● THE EXERCISE:
Please find all lines in the data that hold the string "следовательно" and copy them.

● PROVIDED RECORDS:

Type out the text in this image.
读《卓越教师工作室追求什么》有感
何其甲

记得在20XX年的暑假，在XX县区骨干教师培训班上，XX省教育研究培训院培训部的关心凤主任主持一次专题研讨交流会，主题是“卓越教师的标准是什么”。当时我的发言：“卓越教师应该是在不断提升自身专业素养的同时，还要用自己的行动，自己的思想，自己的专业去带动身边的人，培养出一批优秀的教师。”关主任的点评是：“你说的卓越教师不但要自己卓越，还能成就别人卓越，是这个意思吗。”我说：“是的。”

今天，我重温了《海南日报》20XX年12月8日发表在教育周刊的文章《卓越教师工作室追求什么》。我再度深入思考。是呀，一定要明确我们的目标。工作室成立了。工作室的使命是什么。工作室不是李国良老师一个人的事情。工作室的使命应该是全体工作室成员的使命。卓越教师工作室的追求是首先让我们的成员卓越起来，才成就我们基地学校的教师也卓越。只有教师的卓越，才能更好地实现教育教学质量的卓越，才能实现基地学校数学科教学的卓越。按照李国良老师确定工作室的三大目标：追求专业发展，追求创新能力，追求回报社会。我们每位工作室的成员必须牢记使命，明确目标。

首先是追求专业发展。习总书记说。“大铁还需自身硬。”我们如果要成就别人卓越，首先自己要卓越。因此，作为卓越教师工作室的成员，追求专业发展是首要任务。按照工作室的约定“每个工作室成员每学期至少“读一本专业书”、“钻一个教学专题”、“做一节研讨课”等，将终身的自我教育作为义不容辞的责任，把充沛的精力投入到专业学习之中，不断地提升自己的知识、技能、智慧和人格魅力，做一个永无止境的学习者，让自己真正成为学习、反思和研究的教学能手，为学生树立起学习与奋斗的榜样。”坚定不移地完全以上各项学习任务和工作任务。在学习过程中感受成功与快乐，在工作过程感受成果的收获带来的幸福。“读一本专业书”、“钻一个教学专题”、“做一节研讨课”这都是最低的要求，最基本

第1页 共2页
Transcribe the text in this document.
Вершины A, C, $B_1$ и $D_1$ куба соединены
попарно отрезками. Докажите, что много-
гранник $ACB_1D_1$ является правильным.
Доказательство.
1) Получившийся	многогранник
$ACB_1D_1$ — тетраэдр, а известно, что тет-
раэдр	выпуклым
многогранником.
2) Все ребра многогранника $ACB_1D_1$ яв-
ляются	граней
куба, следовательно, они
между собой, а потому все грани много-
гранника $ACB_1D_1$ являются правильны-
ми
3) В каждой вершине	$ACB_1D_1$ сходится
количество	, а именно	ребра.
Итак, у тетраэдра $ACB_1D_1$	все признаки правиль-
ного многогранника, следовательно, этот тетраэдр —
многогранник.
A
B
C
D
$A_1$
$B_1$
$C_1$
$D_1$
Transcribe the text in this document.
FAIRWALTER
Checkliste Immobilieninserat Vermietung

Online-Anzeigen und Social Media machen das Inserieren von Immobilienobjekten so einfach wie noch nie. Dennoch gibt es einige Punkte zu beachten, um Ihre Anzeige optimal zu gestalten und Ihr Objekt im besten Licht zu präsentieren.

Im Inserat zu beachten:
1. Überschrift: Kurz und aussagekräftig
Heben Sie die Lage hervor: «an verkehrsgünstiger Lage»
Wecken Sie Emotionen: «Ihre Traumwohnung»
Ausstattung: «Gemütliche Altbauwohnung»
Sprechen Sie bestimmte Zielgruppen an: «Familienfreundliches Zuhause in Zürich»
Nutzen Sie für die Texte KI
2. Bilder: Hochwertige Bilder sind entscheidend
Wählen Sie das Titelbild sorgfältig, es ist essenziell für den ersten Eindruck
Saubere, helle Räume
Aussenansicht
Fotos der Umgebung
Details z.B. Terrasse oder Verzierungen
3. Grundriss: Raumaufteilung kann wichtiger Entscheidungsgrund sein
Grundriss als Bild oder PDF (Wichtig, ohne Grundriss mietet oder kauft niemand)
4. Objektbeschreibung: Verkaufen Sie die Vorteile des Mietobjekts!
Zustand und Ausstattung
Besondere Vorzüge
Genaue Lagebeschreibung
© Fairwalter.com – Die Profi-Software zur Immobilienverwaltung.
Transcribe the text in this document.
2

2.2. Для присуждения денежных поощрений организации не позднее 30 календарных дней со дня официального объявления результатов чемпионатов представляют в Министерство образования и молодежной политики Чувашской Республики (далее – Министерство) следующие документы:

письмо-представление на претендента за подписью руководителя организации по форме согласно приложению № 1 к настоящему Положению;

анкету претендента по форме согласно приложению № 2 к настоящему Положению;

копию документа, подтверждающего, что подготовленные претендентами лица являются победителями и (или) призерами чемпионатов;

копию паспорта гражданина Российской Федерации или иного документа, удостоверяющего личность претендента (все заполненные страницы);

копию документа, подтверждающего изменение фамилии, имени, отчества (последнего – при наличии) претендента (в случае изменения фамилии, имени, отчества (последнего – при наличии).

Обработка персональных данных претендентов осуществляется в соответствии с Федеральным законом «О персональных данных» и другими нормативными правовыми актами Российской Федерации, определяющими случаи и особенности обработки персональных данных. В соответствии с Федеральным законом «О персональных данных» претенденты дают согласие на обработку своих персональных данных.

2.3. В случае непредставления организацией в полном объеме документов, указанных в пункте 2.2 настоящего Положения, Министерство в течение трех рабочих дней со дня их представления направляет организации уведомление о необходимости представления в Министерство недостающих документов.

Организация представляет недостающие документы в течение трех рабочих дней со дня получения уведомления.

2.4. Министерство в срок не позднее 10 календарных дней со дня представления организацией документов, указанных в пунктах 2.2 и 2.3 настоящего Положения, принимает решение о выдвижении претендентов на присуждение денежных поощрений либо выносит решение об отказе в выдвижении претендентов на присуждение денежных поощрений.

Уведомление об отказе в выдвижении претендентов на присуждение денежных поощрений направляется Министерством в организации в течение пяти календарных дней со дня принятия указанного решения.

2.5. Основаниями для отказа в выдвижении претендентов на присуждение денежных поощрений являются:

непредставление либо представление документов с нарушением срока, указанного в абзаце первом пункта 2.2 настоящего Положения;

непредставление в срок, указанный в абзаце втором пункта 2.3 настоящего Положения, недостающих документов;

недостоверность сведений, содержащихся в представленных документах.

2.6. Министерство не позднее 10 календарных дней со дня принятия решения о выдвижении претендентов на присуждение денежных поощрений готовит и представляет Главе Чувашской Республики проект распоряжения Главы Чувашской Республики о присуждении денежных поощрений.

● REPLY:
куба, следовательно, они
ного многогранника, следовательно, этот тетраэдр —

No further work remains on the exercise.